◆ Your task: Print the following lines without changing a single character.

◆ Records for processing:
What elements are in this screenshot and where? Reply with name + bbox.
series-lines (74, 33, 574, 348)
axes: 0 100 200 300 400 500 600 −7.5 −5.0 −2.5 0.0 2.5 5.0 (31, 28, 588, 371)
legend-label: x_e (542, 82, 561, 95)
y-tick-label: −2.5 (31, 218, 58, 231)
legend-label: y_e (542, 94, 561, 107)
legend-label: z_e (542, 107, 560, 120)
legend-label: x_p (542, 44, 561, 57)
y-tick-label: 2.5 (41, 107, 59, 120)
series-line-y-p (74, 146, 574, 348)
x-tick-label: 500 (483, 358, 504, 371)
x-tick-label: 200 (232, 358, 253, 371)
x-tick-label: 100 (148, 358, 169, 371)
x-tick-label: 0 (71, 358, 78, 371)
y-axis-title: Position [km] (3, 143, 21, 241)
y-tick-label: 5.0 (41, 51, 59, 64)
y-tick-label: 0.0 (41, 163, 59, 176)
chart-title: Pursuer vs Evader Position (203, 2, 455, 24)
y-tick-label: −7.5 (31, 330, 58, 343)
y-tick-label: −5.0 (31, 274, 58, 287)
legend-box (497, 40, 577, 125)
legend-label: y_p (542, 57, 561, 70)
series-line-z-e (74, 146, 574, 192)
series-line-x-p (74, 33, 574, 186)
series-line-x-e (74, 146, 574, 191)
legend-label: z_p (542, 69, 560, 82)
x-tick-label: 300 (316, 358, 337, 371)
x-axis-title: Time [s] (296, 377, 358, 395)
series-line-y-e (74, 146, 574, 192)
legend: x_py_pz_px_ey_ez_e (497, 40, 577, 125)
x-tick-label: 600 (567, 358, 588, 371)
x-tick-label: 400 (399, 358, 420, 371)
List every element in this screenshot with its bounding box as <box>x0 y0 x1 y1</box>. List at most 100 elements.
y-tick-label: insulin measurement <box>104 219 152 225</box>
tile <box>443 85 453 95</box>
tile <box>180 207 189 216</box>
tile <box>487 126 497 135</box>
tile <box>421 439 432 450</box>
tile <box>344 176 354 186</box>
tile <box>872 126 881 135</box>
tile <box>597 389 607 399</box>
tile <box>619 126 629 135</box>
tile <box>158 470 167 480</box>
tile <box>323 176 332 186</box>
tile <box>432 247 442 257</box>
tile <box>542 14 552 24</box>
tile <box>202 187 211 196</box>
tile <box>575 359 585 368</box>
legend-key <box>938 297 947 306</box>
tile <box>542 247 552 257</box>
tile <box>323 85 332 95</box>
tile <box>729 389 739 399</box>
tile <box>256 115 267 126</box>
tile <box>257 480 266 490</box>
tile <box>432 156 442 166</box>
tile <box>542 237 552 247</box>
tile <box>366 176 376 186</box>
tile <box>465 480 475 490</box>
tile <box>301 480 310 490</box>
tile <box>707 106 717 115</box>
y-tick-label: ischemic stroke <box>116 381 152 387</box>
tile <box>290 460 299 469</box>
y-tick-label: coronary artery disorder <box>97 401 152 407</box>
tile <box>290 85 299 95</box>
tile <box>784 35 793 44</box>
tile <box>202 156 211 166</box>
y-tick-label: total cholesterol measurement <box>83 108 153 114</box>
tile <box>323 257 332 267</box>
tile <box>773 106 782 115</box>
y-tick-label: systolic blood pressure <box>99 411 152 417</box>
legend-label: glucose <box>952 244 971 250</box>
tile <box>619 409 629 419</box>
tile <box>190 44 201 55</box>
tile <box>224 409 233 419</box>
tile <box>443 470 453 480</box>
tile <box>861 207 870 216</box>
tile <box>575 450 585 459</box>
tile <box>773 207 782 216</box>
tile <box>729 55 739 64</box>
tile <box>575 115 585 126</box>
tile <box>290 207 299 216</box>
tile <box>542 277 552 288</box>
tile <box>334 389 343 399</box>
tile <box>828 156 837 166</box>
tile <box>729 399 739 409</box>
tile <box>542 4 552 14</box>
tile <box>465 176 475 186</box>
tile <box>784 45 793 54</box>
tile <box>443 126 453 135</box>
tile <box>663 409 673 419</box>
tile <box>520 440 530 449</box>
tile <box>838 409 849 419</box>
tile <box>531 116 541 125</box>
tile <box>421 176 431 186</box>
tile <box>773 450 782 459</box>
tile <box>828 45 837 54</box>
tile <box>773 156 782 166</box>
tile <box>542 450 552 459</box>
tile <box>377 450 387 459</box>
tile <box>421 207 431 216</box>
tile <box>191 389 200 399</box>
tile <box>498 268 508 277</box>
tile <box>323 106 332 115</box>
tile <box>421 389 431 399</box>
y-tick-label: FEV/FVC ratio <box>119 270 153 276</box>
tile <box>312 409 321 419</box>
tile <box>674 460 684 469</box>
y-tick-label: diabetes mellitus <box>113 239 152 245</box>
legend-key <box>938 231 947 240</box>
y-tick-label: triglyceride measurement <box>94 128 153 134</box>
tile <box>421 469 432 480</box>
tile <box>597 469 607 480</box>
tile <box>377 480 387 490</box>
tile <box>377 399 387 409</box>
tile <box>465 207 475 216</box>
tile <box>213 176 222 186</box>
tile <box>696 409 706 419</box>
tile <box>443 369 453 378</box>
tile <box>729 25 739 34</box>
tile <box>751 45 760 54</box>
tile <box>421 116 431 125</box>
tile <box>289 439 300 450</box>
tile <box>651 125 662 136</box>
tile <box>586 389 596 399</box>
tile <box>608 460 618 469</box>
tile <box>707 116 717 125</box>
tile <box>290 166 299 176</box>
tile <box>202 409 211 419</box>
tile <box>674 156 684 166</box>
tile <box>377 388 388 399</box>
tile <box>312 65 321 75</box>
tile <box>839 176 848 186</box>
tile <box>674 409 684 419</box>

◆ Solution for this exercise:
What elements are in this screenshot and where? Reply with name + bbox.
series-lines (74, 33, 574, 348)
axes: 0 100 200 300 400 500 600 −7.5 −5.0 −2.5 0.0 2.5 5.0 (31, 28, 588, 371)
legend-label: x_e (542, 82, 561, 95)
y-tick-label: −2.5 (31, 218, 58, 231)
legend-label: y_e (542, 94, 561, 107)
legend-label: z_e (542, 107, 560, 120)
legend-label: x_p (542, 44, 561, 57)
y-tick-label: 2.5 (41, 107, 59, 120)
series-line-y-p (74, 146, 574, 348)
x-tick-label: 500 (483, 358, 504, 371)
x-tick-label: 200 (232, 358, 253, 371)
x-tick-label: 100 (148, 358, 169, 371)
x-tick-label: 0 (71, 358, 78, 371)
y-axis-title: Position [km] (3, 143, 21, 241)
y-tick-label: 5.0 (41, 51, 59, 64)
y-tick-label: 0.0 (41, 163, 59, 176)
chart-title: Pursuer vs Evader Position (203, 2, 455, 24)
y-tick-label: −7.5 (31, 330, 58, 343)
y-tick-label: −5.0 (31, 274, 58, 287)
legend-box (497, 40, 577, 125)
legend-label: y_p (542, 57, 561, 70)
series-line-z-e (74, 146, 574, 192)
series-line-x-p (74, 33, 574, 186)
series-line-x-e (74, 146, 574, 191)
legend-label: z_p (542, 69, 560, 82)
x-tick-label: 300 (316, 358, 337, 371)
x-axis-title: Time [s] (296, 377, 358, 395)
series-line-y-e (74, 146, 574, 192)
legend: x_py_pz_px_ey_ez_e (497, 40, 577, 125)
x-tick-label: 600 (567, 358, 588, 371)
x-tick-label: 400 (399, 358, 420, 371)
List every element in this screenshot with its bounding box as <box>x0 y0 x1 y1</box>. List at most 100 elements.
y-tick-label: insulin measurement <box>104 219 152 225</box>
tile <box>443 85 453 95</box>
tile <box>180 207 189 216</box>
tile <box>487 126 497 135</box>
tile <box>421 439 432 450</box>
tile <box>344 176 354 186</box>
tile <box>872 126 881 135</box>
tile <box>597 389 607 399</box>
tile <box>619 126 629 135</box>
tile <box>158 470 167 480</box>
tile <box>323 176 332 186</box>
tile <box>432 247 442 257</box>
tile <box>542 14 552 24</box>
tile <box>202 187 211 196</box>
tile <box>575 359 585 368</box>
legend-key <box>938 297 947 306</box>
tile <box>542 247 552 257</box>
tile <box>323 85 332 95</box>
tile <box>729 389 739 399</box>
tile <box>256 115 267 126</box>
tile <box>257 480 266 490</box>
tile <box>432 156 442 166</box>
tile <box>542 237 552 247</box>
tile <box>366 176 376 186</box>
tile <box>465 480 475 490</box>
tile <box>301 480 310 490</box>
tile <box>707 106 717 115</box>
y-tick-label: ischemic stroke <box>116 381 152 387</box>
tile <box>290 460 299 469</box>
y-tick-label: coronary artery disorder <box>97 401 152 407</box>
tile <box>290 85 299 95</box>
tile <box>784 35 793 44</box>
tile <box>202 156 211 166</box>
y-tick-label: total cholesterol measurement <box>83 108 153 114</box>
tile <box>323 257 332 267</box>
tile <box>773 106 782 115</box>
y-tick-label: systolic blood pressure <box>99 411 152 417</box>
legend-label: glucose <box>952 244 971 250</box>
tile <box>619 409 629 419</box>
tile <box>190 44 201 55</box>
tile <box>224 409 233 419</box>
tile <box>443 470 453 480</box>
tile <box>861 207 870 216</box>
tile <box>575 450 585 459</box>
tile <box>773 207 782 216</box>
tile <box>729 55 739 64</box>
tile <box>575 115 585 126</box>
tile <box>290 207 299 216</box>
tile <box>542 277 552 288</box>
tile <box>334 389 343 399</box>
tile <box>828 156 837 166</box>
tile <box>729 399 739 409</box>
tile <box>542 4 552 14</box>
tile <box>465 176 475 186</box>
tile <box>784 45 793 54</box>
tile <box>443 126 453 135</box>
tile <box>663 409 673 419</box>
tile <box>520 440 530 449</box>
tile <box>838 409 849 419</box>
tile <box>531 116 541 125</box>
tile <box>421 176 431 186</box>
tile <box>773 450 782 459</box>
tile <box>828 45 837 54</box>
tile <box>773 156 782 166</box>
tile <box>542 450 552 459</box>
tile <box>377 450 387 459</box>
tile <box>421 207 431 216</box>
tile <box>191 389 200 399</box>
tile <box>498 268 508 277</box>
tile <box>323 106 332 115</box>
tile <box>421 389 431 399</box>
y-tick-label: FEV/FVC ratio <box>119 270 153 276</box>
tile <box>312 409 321 419</box>
tile <box>674 460 684 469</box>
y-tick-label: diabetes mellitus <box>113 239 152 245</box>
legend-key <box>938 231 947 240</box>
y-tick-label: triglyceride measurement <box>94 128 153 134</box>
tile <box>421 469 432 480</box>
tile <box>597 469 607 480</box>
tile <box>377 480 387 490</box>
tile <box>377 399 387 409</box>
tile <box>465 207 475 216</box>
tile <box>213 176 222 186</box>
tile <box>696 409 706 419</box>
tile <box>443 369 453 378</box>
tile <box>729 25 739 34</box>
tile <box>751 45 760 54</box>
tile <box>421 116 431 125</box>
tile <box>289 439 300 450</box>
tile <box>651 125 662 136</box>
tile <box>586 389 596 399</box>
tile <box>608 460 618 469</box>
tile <box>707 116 717 125</box>
tile <box>290 166 299 176</box>
tile <box>202 409 211 419</box>
tile <box>674 156 684 166</box>
tile <box>377 388 388 399</box>
tile <box>312 65 321 75</box>
tile <box>839 176 848 186</box>
tile <box>674 409 684 419</box>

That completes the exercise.